** TASK INSTRUCTIONS **
Output all of the entries exactly as written.

** START OF MATERIAL PROVIDED **

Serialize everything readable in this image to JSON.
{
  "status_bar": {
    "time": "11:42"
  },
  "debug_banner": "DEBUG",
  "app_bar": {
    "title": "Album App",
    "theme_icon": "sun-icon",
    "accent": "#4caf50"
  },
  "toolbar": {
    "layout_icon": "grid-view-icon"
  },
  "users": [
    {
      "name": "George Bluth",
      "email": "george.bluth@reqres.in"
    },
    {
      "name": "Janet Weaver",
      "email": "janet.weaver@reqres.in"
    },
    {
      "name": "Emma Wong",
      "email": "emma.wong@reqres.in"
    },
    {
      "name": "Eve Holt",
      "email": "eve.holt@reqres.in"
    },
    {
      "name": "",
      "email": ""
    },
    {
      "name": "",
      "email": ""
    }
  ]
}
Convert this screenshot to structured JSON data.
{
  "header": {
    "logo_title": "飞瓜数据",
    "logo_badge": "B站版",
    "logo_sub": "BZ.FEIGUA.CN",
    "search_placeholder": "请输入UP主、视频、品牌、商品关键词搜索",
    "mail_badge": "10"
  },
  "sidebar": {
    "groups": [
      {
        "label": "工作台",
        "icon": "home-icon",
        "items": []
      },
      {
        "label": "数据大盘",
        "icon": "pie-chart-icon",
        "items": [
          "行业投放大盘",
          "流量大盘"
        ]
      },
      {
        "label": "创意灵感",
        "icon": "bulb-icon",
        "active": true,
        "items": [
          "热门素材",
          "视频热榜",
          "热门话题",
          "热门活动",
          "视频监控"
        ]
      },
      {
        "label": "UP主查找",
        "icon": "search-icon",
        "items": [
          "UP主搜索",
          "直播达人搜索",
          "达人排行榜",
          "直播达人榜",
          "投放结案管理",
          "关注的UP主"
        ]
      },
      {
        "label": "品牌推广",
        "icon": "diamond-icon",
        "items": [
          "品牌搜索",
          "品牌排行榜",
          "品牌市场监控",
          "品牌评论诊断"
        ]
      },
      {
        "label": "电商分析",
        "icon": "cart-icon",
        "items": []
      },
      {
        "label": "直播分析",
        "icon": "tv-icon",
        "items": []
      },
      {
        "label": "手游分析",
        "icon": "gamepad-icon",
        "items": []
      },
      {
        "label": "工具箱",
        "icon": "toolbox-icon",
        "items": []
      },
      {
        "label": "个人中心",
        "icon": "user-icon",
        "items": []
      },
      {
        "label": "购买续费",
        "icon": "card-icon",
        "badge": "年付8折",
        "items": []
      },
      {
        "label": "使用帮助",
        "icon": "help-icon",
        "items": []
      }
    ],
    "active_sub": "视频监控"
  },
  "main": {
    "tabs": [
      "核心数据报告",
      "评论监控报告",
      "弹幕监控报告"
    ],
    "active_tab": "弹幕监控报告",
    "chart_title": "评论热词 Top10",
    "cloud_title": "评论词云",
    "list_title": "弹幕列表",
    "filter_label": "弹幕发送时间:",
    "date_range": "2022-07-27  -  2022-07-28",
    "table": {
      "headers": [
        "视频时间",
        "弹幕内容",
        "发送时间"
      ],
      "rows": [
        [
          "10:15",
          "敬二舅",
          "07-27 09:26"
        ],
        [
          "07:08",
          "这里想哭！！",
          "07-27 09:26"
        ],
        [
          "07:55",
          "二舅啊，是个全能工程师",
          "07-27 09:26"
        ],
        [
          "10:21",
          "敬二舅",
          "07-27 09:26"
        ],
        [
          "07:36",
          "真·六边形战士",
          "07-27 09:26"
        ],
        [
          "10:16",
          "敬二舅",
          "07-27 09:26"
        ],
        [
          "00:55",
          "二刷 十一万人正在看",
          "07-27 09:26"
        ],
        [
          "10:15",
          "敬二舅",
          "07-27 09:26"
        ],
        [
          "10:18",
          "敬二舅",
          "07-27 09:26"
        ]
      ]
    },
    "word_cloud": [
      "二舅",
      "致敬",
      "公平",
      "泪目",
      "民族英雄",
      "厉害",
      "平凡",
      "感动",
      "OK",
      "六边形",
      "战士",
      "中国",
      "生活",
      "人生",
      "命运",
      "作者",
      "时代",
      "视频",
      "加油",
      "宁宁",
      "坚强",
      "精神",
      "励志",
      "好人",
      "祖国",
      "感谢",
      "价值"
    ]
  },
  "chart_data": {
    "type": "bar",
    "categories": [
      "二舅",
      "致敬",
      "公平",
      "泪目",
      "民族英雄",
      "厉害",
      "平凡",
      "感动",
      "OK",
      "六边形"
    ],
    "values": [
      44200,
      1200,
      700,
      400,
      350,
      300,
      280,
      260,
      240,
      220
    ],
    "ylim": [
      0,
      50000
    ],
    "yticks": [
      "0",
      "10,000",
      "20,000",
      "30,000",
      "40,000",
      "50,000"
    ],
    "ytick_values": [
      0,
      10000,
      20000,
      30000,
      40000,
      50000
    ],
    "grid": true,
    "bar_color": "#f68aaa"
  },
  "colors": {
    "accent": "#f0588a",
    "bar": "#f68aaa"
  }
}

** END OF MATERIAL PROVIDED **

** FULL ANSWER **
Serialize everything readable in this image to JSON.
{
  "status_bar": {
    "time": "11:42"
  },
  "debug_banner": "DEBUG",
  "app_bar": {
    "title": "Album App",
    "theme_icon": "sun-icon",
    "accent": "#4caf50"
  },
  "toolbar": {
    "layout_icon": "grid-view-icon"
  },
  "users": [
    {
      "name": "George Bluth",
      "email": "george.bluth@reqres.in"
    },
    {
      "name": "Janet Weaver",
      "email": "janet.weaver@reqres.in"
    },
    {
      "name": "Emma Wong",
      "email": "emma.wong@reqres.in"
    },
    {
      "name": "Eve Holt",
      "email": "eve.holt@reqres.in"
    },
    {
      "name": "",
      "email": ""
    },
    {
      "name": "",
      "email": ""
    }
  ]
}
Convert this screenshot to structured JSON data.
{
  "header": {
    "logo_title": "飞瓜数据",
    "logo_badge": "B站版",
    "logo_sub": "BZ.FEIGUA.CN",
    "search_placeholder": "请输入UP主、视频、品牌、商品关键词搜索",
    "mail_badge": "10"
  },
  "sidebar": {
    "groups": [
      {
        "label": "工作台",
        "icon": "home-icon",
        "items": []
      },
      {
        "label": "数据大盘",
        "icon": "pie-chart-icon",
        "items": [
          "行业投放大盘",
          "流量大盘"
        ]
      },
      {
        "label": "创意灵感",
        "icon": "bulb-icon",
        "active": true,
        "items": [
          "热门素材",
          "视频热榜",
          "热门话题",
          "热门活动",
          "视频监控"
        ]
      },
      {
        "label": "UP主查找",
        "icon": "search-icon",
        "items": [
          "UP主搜索",
          "直播达人搜索",
          "达人排行榜",
          "直播达人榜",
          "投放结案管理",
          "关注的UP主"
        ]
      },
      {
        "label": "品牌推广",
        "icon": "diamond-icon",
        "items": [
          "品牌搜索",
          "品牌排行榜",
          "品牌市场监控",
          "品牌评论诊断"
        ]
      },
      {
        "label": "电商分析",
        "icon": "cart-icon",
        "items": []
      },
      {
        "label": "直播分析",
        "icon": "tv-icon",
        "items": []
      },
      {
        "label": "手游分析",
        "icon": "gamepad-icon",
        "items": []
      },
      {
        "label": "工具箱",
        "icon": "toolbox-icon",
        "items": []
      },
      {
        "label": "个人中心",
        "icon": "user-icon",
        "items": []
      },
      {
        "label": "购买续费",
        "icon": "card-icon",
        "badge": "年付8折",
        "items": []
      },
      {
        "label": "使用帮助",
        "icon": "help-icon",
        "items": []
      }
    ],
    "active_sub": "视频监控"
  },
  "main": {
    "tabs": [
      "核心数据报告",
      "评论监控报告",
      "弹幕监控报告"
    ],
    "active_tab": "弹幕监控报告",
    "chart_title": "评论热词 Top10",
    "cloud_title": "评论词云",
    "list_title": "弹幕列表",
    "filter_label": "弹幕发送时间:",
    "date_range": "2022-07-27  -  2022-07-28",
    "table": {
      "headers": [
        "视频时间",
        "弹幕内容",
        "发送时间"
      ],
      "rows": [
        [
          "10:15",
          "敬二舅",
          "07-27 09:26"
        ],
        [
          "07:08",
          "这里想哭！！",
          "07-27 09:26"
        ],
        [
          "07:55",
          "二舅啊，是个全能工程师",
          "07-27 09:26"
        ],
        [
          "10:21",
          "敬二舅",
          "07-27 09:26"
        ],
        [
          "07:36",
          "真·六边形战士",
          "07-27 09:26"
        ],
        [
          "10:16",
          "敬二舅",
          "07-27 09:26"
        ],
        [
          "00:55",
          "二刷 十一万人正在看",
          "07-27 09:26"
        ],
        [
          "10:15",
          "敬二舅",
          "07-27 09:26"
        ],
        [
          "10:18",
          "敬二舅",
          "07-27 09:26"
        ]
      ]
    },
    "word_cloud": [
      "二舅",
      "致敬",
      "公平",
      "泪目",
      "民族英雄",
      "厉害",
      "平凡",
      "感动",
      "OK",
      "六边形",
      "战士",
      "中国",
      "生活",
      "人生",
      "命运",
      "作者",
      "时代",
      "视频",
      "加油",
      "宁宁",
      "坚强",
      "精神",
      "励志",
      "好人",
      "祖国",
      "感谢",
      "价值"
    ]
  },
  "chart_data": {
    "type": "bar",
    "categories": [
      "二舅",
      "致敬",
      "公平",
      "泪目",
      "民族英雄",
      "厉害",
      "平凡",
      "感动",
      "OK",
      "六边形"
    ],
    "values": [
      44200,
      1200,
      700,
      400,
      350,
      300,
      280,
      260,
      240,
      220
    ],
    "ylim": [
      0,
      50000
    ],
    "yticks": [
      "0",
      "10,000",
      "20,000",
      "30,000",
      "40,000",
      "50,000"
    ],
    "ytick_values": [
      0,
      10000,
      20000,
      30000,
      40000,
      50000
    ],
    "grid": true,
    "bar_color": "#f68aaa"
  },
  "colors": {
    "accent": "#f0588a",
    "bar": "#f68aaa"
  }
}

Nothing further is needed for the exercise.